§ **Exercise instructions**
Skip the pictures and repeat each line of the data exactly.
## begin
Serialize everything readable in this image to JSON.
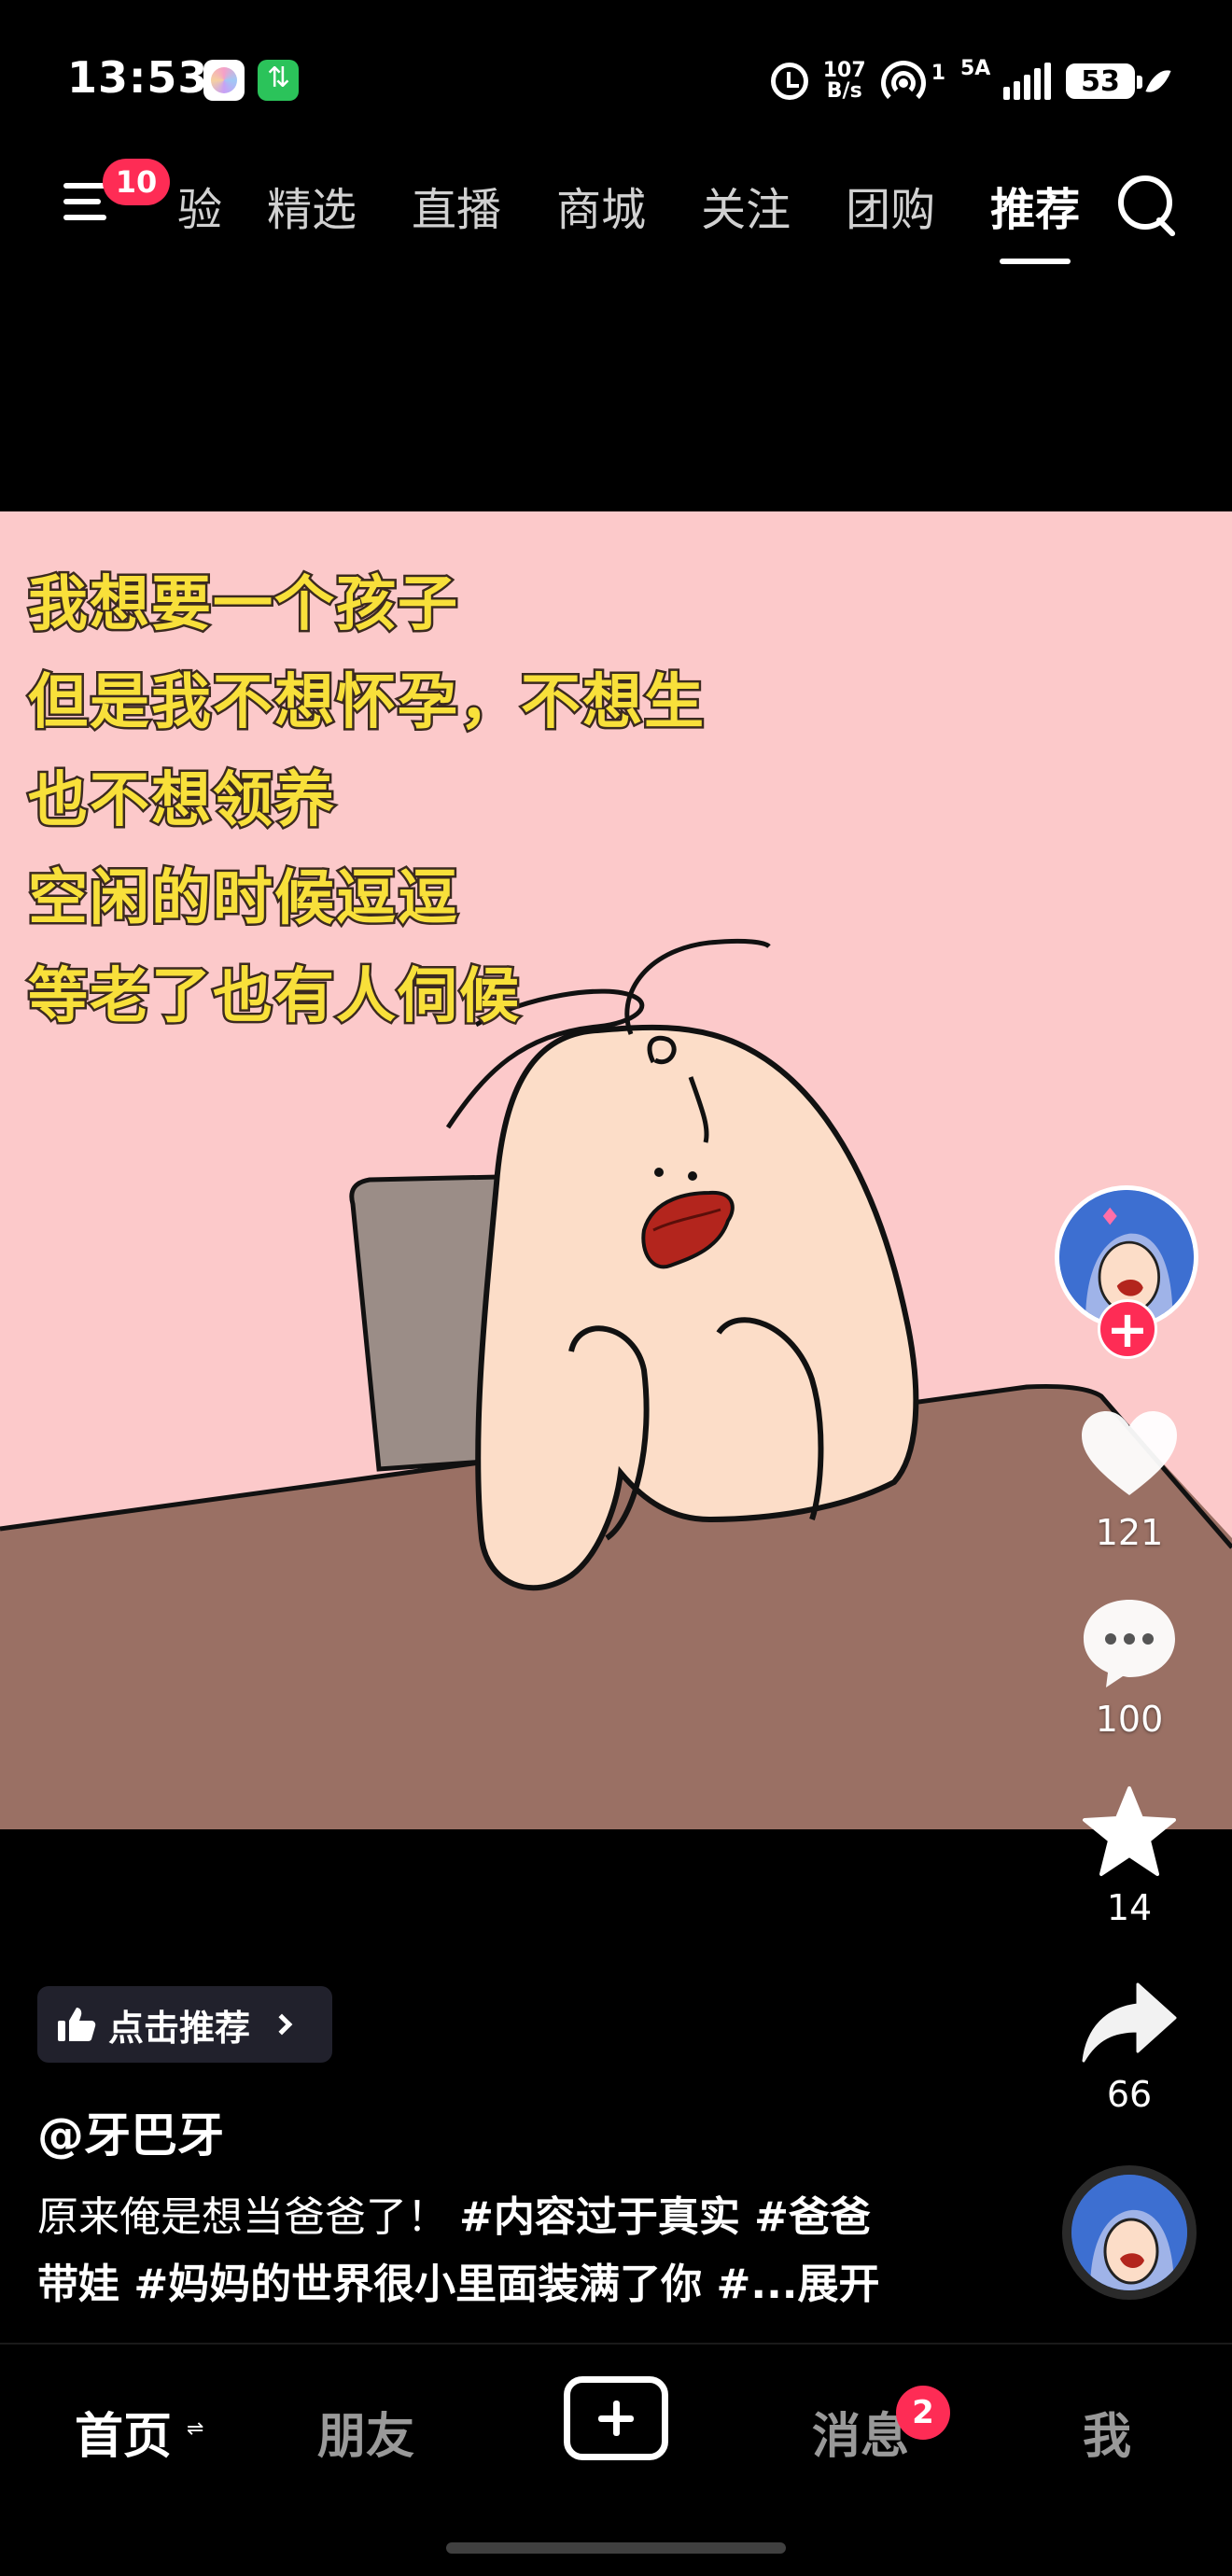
{
  "status_bar": {
    "time": "13:53",
    "net_speed_value": "107",
    "net_speed_unit": "B/s",
    "hotspot_sup": "1",
    "signal_label": "5A",
    "battery": "53",
    "icons": [
      "app-icon",
      "transfer-icon",
      "alarm-icon",
      "hotspot-icon",
      "signal-icon",
      "battery-icon",
      "leaf-icon"
    ]
  },
  "top_nav": {
    "menu_badge": "10",
    "tabs": [
      {
        "label": "经验",
        "visible_label": "验"
      },
      {
        "label": "精选"
      },
      {
        "label": "直播"
      },
      {
        "label": "商城"
      },
      {
        "label": "关注"
      },
      {
        "label": "团购"
      },
      {
        "label": "推荐",
        "active": true
      }
    ]
  },
  "video": {
    "caption_lines": [
      "我想要一个孩子",
      "但是我不想怀孕，不想生",
      "也不想领养",
      "空闲的时候逗逗",
      "等老了也有人伺候"
    ],
    "background_color": "#fcc9ca",
    "table_color": "#9a7064"
  },
  "actions": {
    "likes": "121",
    "comments": "100",
    "favorites": "14",
    "shares": "66",
    "follow_label": "+"
  },
  "info": {
    "recommend_label": "点击推荐",
    "author": "@牙巴牙",
    "description_text": "原来俺是想当爸爸了！",
    "tags_line1": "#内容过于真实 #爸爸",
    "tags_line2": "带娃 #妈妈的世界很小里面装满了你 #...",
    "expand_label": "展开"
  },
  "bottom_nav": {
    "home": "首页",
    "home_switch": "⇌",
    "friends": "朋友",
    "messages": "消息",
    "messages_badge": "2",
    "me": "我"
  },
  "colors": {
    "accent": "#fe2c55",
    "caption_yellow": "#f8e03a"
  }
}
## end
§ **Task answer**
Serialize everything readable in this image to JSON.
{
  "status_bar": {
    "time": "13:53",
    "net_speed_value": "107",
    "net_speed_unit": "B/s",
    "hotspot_sup": "1",
    "signal_label": "5A",
    "battery": "53",
    "icons": [
      "app-icon",
      "transfer-icon",
      "alarm-icon",
      "hotspot-icon",
      "signal-icon",
      "battery-icon",
      "leaf-icon"
    ]
  },
  "top_nav": {
    "menu_badge": "10",
    "tabs": [
      {
        "label": "经验",
        "visible_label": "验"
      },
      {
        "label": "精选"
      },
      {
        "label": "直播"
      },
      {
        "label": "商城"
      },
      {
        "label": "关注"
      },
      {
        "label": "团购"
      },
      {
        "label": "推荐",
        "active": true
      }
    ]
  },
  "video": {
    "caption_lines": [
      "我想要一个孩子",
      "但是我不想怀孕，不想生",
      "也不想领养",
      "空闲的时候逗逗",
      "等老了也有人伺候"
    ],
    "background_color": "#fcc9ca",
    "table_color": "#9a7064"
  },
  "actions": {
    "likes": "121",
    "comments": "100",
    "favorites": "14",
    "shares": "66",
    "follow_label": "+"
  },
  "info": {
    "recommend_label": "点击推荐",
    "author": "@牙巴牙",
    "description_text": "原来俺是想当爸爸了！",
    "tags_line1": "#内容过于真实 #爸爸",
    "tags_line2": "带娃 #妈妈的世界很小里面装满了你 #...",
    "expand_label": "展开"
  },
  "bottom_nav": {
    "home": "首页",
    "home_switch": "⇌",
    "friends": "朋友",
    "messages": "消息",
    "messages_badge": "2",
    "me": "我"
  },
  "colors": {
    "accent": "#fe2c55",
    "caption_yellow": "#f8e03a"
  }
}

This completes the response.